(Dataset items)
· · ·

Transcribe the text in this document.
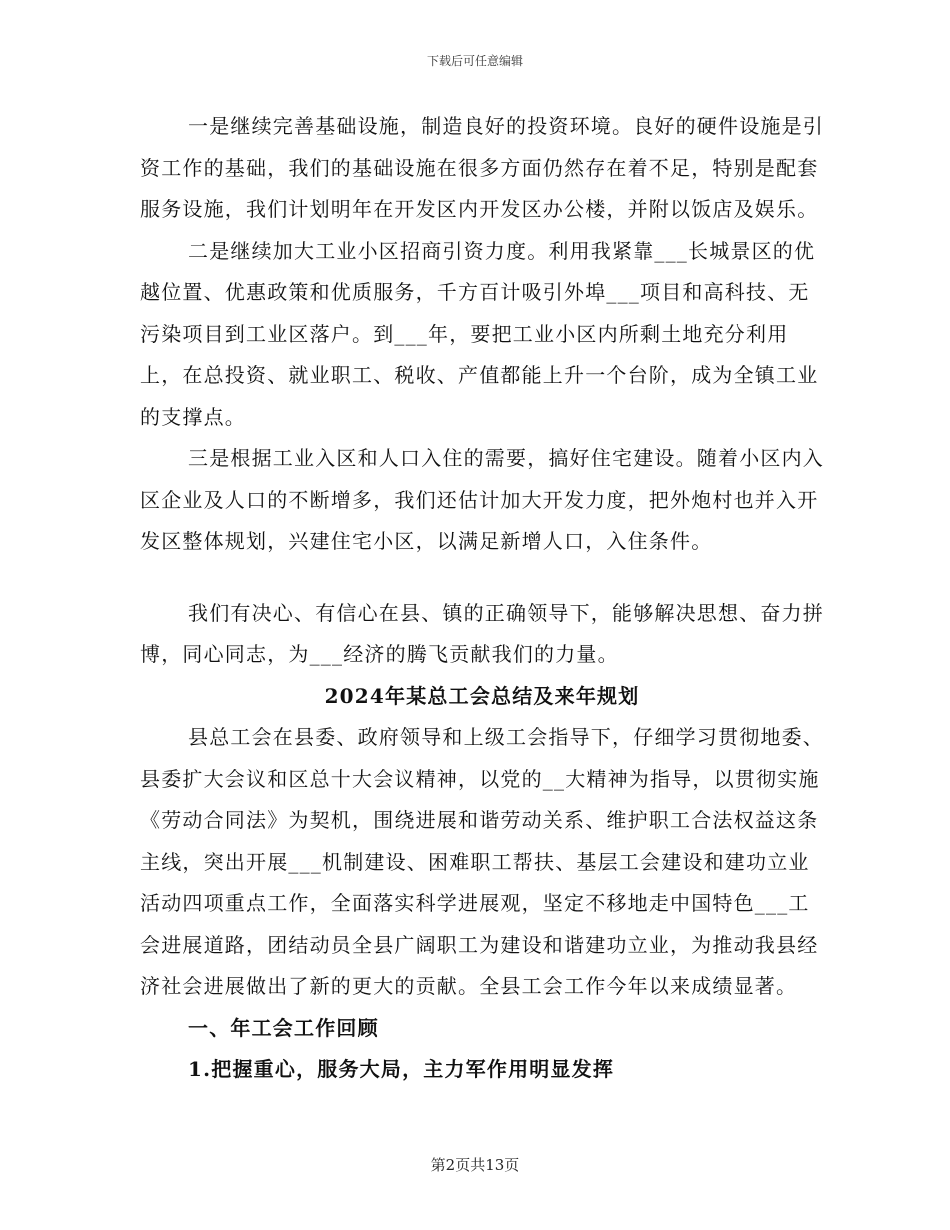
下载后可任意编辑

一是继续完善基础设施，制造良好的投资环境。良好的硬件设施是引资工作的基础，我们的基础设施在很多方面仍然存在着不足，特别是配套服务设施，我们计划明年在开发区内开发区办公楼，并附以饭店及娱乐。

二是继续加大工业小区招商引资力度。利用我紧靠___长城景区的优越位置、优惠政策和优质服务，千方百计吸引外埠___项目和高科技、无污染项目到工业区落户。到___年，要把工业小区内所剩土地充分利用上，在总投资、就业职工、税收、产值都能上升一个台阶，成为全镇工业的支撑点。

三是根据工业入区和人口入住的需要，搞好住宅建设。随着小区内入区企业及人口的不断增多，我们还估计加大开发力度，把外炮村也并入开发区整体规划，兴建住宅小区，以满足新增人口，入住条件。

我们有决心、有信心在县、镇的正确领导下，能够解决思想、奋力拼博，同心同志，为___经济的腾飞贡献我们的力量。

2024年某总工会总结及来年规划

县总工会在县委、政府领导和上级工会指导下，仔细学习贯彻地委、县委扩大会议和区总十大会议精神，以党的__大精神为指导，以贯彻实施《劳动合同法》为契机，围绕进展和谐劳动关系、维护职工合法权益这条主线，突出开展___机制建设、困难职工帮扶、基层工会建设和建功立业活动四项重点工作，全面落实科学进展观，坚定不移地走中国特色___工会进展道路，团结动员全县广阔职工为建设和谐建功立业，为推动我县经济社会进展做出了新的更大的贡献。全县工会工作今年以来成绩显著。

一、年工会工作回顾

1.把握重心，服务大局，主力军作用明显发挥

第2页共13页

· · ·

Task to complete:
Copy the records above exactly, leaving out every picture.

The reply:
Transcribe the text in this document.
下载后可任意编辑

一是继续完善基础设施，制造良好的投资环境。良好的硬件设施是引资工作的基础，我们的基础设施在很多方面仍然存在着不足，特别是配套服务设施，我们计划明年在开发区内开发区办公楼，并附以饭店及娱乐。

二是继续加大工业小区招商引资力度。利用我紧靠___长城景区的优越位置、优惠政策和优质服务，千方百计吸引外埠___项目和高科技、无污染项目到工业区落户。到___年，要把工业小区内所剩土地充分利用上，在总投资、就业职工、税收、产值都能上升一个台阶，成为全镇工业的支撑点。

三是根据工业入区和人口入住的需要，搞好住宅建设。随着小区内入区企业及人口的不断增多，我们还估计加大开发力度，把外炮村也并入开发区整体规划，兴建住宅小区，以满足新增人口，入住条件。

我们有决心、有信心在县、镇的正确领导下，能够解决思想、奋力拼博，同心同志，为___经济的腾飞贡献我们的力量。

2024年某总工会总结及来年规划

县总工会在县委、政府领导和上级工会指导下，仔细学习贯彻地委、县委扩大会议和区总十大会议精神，以党的__大精神为指导，以贯彻实施《劳动合同法》为契机，围绕进展和谐劳动关系、维护职工合法权益这条主线，突出开展___机制建设、困难职工帮扶、基层工会建设和建功立业活动四项重点工作，全面落实科学进展观，坚定不移地走中国特色___工会进展道路，团结动员全县广阔职工为建设和谐建功立业，为推动我县经济社会进展做出了新的更大的贡献。全县工会工作今年以来成绩显著。

一、年工会工作回顾

1.把握重心，服务大局，主力军作用明显发挥

第2页共13页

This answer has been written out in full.